--- begin ---

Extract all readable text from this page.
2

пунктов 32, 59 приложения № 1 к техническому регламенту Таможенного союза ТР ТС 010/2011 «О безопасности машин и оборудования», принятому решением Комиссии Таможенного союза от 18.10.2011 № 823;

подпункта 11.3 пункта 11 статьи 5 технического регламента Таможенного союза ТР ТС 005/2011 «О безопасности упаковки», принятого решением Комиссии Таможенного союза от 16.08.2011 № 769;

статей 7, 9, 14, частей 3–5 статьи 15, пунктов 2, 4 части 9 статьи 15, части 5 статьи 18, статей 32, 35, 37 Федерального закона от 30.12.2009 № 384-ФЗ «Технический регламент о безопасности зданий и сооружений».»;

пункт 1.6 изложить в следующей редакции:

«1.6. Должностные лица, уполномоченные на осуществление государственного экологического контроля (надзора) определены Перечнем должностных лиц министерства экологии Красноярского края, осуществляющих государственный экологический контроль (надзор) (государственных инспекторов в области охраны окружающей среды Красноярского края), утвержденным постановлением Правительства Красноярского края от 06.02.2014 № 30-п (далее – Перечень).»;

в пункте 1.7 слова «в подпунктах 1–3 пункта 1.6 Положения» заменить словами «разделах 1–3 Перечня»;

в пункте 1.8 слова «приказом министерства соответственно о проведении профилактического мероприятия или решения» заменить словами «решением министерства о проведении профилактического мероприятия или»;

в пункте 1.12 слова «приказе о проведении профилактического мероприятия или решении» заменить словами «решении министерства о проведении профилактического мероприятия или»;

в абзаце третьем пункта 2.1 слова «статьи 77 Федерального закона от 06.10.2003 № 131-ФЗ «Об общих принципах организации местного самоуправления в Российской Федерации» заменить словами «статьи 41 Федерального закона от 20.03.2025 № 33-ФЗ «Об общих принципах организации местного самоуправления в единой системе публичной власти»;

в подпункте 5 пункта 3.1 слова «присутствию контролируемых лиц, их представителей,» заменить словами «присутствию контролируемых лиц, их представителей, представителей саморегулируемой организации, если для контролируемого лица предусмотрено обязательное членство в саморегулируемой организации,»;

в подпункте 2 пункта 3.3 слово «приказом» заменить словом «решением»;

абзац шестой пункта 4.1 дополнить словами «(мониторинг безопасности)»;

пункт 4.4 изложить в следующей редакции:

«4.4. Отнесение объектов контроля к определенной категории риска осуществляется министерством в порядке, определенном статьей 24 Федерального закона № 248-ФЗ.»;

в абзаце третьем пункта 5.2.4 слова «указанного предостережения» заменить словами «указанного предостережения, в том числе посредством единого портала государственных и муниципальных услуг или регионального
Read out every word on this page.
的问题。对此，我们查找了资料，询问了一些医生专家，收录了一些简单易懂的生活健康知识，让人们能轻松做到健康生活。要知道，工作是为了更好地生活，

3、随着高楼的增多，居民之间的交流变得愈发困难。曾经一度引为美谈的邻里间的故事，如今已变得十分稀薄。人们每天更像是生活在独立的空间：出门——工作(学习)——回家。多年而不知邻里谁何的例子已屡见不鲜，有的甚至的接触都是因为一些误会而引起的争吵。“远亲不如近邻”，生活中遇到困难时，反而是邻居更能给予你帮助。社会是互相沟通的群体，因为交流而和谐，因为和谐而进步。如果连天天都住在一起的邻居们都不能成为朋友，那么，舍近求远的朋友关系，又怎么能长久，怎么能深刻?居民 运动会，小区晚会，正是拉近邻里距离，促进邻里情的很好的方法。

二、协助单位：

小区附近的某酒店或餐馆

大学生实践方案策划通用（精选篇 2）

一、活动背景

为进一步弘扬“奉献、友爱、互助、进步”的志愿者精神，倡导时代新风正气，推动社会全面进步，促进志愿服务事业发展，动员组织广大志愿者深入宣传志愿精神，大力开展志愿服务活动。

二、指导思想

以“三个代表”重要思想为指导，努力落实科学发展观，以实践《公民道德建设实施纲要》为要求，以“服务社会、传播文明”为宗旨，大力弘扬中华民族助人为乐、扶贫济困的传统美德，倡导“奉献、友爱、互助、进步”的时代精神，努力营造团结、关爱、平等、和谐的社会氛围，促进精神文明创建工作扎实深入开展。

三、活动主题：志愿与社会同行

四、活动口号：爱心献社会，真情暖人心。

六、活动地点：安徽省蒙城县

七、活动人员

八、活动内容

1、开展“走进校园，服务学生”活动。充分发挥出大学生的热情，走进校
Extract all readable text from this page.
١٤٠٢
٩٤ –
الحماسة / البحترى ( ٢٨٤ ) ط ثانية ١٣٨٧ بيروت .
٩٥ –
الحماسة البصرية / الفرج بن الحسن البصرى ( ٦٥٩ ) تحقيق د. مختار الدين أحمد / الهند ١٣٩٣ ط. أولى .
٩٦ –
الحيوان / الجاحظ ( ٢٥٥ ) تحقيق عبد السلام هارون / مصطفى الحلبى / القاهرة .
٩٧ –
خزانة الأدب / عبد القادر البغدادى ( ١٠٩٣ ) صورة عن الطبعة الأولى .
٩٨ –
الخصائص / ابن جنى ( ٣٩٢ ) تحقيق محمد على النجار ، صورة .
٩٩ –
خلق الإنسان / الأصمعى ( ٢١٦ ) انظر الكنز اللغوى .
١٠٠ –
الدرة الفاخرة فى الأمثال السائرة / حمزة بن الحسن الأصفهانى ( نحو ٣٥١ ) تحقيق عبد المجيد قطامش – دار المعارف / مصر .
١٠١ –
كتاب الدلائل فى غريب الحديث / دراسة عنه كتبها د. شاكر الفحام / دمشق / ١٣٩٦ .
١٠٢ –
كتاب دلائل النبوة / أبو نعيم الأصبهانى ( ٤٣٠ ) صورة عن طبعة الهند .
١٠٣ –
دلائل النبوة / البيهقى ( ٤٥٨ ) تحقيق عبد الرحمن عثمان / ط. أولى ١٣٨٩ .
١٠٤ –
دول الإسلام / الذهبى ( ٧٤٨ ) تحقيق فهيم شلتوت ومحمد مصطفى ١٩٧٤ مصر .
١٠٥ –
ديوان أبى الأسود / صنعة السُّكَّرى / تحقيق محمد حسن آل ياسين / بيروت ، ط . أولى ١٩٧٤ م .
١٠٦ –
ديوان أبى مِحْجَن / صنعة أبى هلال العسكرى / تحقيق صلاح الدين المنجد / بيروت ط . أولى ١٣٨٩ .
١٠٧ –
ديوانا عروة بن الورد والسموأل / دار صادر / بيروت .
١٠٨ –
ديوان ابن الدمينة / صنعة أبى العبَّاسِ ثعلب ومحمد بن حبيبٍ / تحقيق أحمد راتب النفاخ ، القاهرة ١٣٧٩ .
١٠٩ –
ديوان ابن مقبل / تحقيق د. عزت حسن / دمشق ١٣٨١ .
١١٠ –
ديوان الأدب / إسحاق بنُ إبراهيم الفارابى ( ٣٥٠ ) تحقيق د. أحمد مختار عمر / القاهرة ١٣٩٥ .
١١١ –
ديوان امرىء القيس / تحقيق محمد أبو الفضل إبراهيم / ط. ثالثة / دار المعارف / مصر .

--- end ---

* **THE EXERCISE**: Report all lines of the data that include the word "решением".

* **RESPONSE TO THE EXERCISE**:
пунктов 32, 59 приложения № 1 к техническому регламенту Таможенного союза ТР ТС 010/2011 «О безопасности машин и оборудования», принятому решением Комиссии Таможенного союза от 18.10.2011 № 823;
подпункта 11.3 пункта 11 статьи 5 технического регламента Таможенного союза ТР ТС 005/2011 «О безопасности упаковки», принятого решением Комиссии Таможенного союза от 16.08.2011 № 769;
в пункте 1.8 слова «приказом министерства соответственно о проведении профилактического мероприятия или решения» заменить словами «решением министерства о проведении профилактического мероприятия или»;
в подпункте 2 пункта 3.3 слово «приказом» заменить словом «решением»;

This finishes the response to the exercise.